[Problem to work on] Gather every line that includes the word "activité", please.

[Raw data]
>> START

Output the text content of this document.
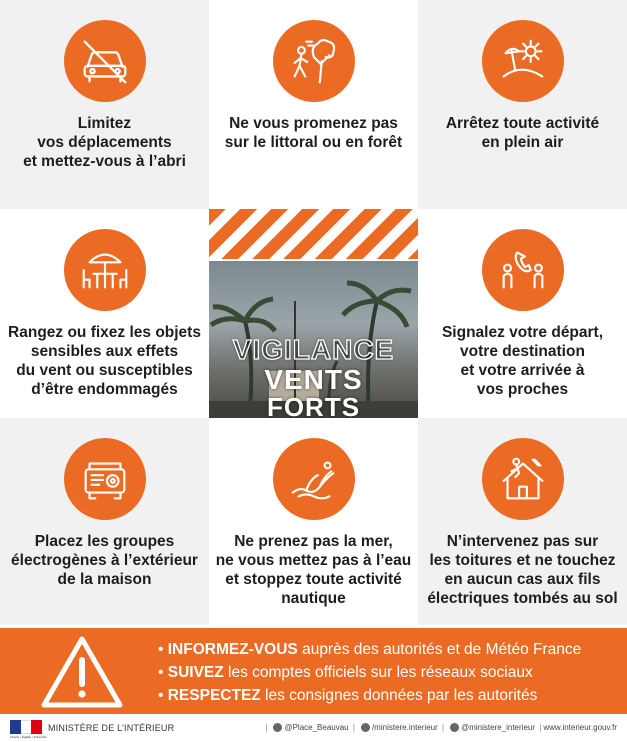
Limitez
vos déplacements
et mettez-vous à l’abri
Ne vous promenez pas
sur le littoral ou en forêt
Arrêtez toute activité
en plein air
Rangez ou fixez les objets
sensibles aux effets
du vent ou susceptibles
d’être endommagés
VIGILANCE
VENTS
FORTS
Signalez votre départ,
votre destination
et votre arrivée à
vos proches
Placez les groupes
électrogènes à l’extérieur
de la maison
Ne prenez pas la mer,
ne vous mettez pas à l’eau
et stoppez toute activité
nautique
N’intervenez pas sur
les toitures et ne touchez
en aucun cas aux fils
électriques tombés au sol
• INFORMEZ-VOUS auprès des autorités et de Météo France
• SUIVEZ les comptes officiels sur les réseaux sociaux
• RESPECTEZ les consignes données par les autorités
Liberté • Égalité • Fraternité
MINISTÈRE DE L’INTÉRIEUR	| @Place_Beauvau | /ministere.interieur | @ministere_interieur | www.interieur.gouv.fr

>> END
>> START

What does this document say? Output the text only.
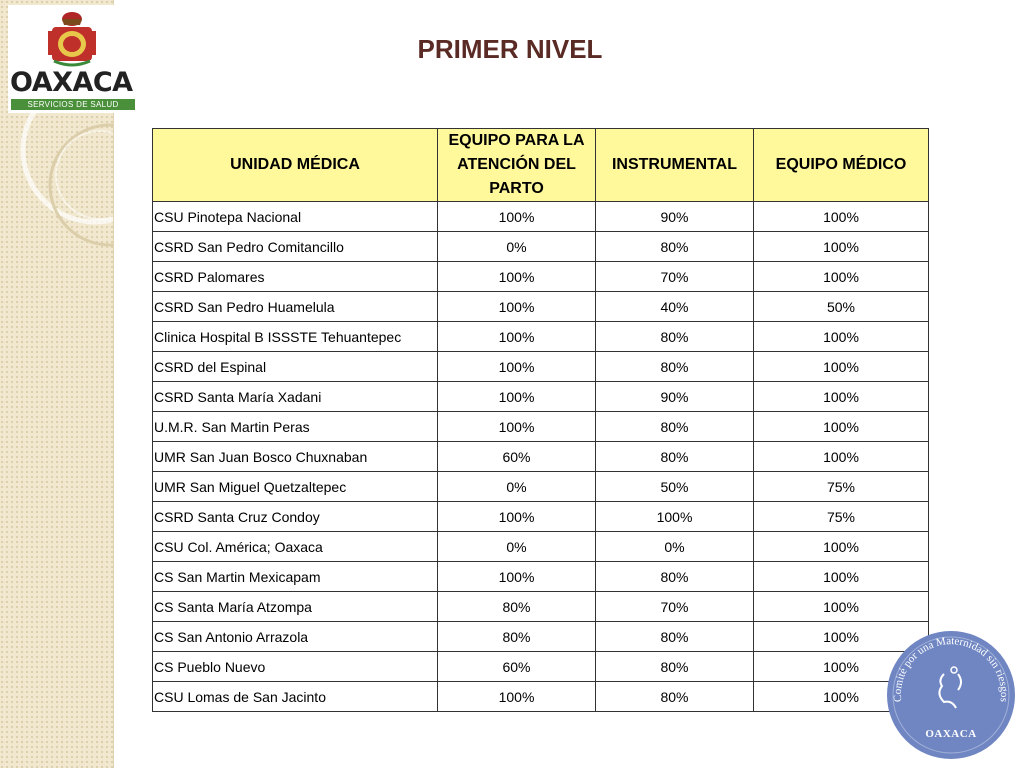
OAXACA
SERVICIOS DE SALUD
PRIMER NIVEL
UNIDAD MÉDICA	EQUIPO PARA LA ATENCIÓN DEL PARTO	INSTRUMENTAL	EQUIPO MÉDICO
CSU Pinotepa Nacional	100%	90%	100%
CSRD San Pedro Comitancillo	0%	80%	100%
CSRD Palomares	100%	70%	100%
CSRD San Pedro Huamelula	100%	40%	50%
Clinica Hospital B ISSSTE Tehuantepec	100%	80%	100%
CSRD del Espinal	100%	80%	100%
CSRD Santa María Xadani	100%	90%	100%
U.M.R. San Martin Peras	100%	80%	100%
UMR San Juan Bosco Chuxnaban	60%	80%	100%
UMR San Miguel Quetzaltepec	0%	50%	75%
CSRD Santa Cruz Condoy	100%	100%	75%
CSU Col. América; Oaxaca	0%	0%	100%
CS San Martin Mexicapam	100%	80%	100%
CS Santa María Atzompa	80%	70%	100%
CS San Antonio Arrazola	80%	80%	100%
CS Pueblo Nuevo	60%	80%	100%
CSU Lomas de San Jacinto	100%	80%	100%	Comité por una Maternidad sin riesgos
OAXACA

>> END

[Written answer]
Arrêtez toute activité
et stoppez toute activité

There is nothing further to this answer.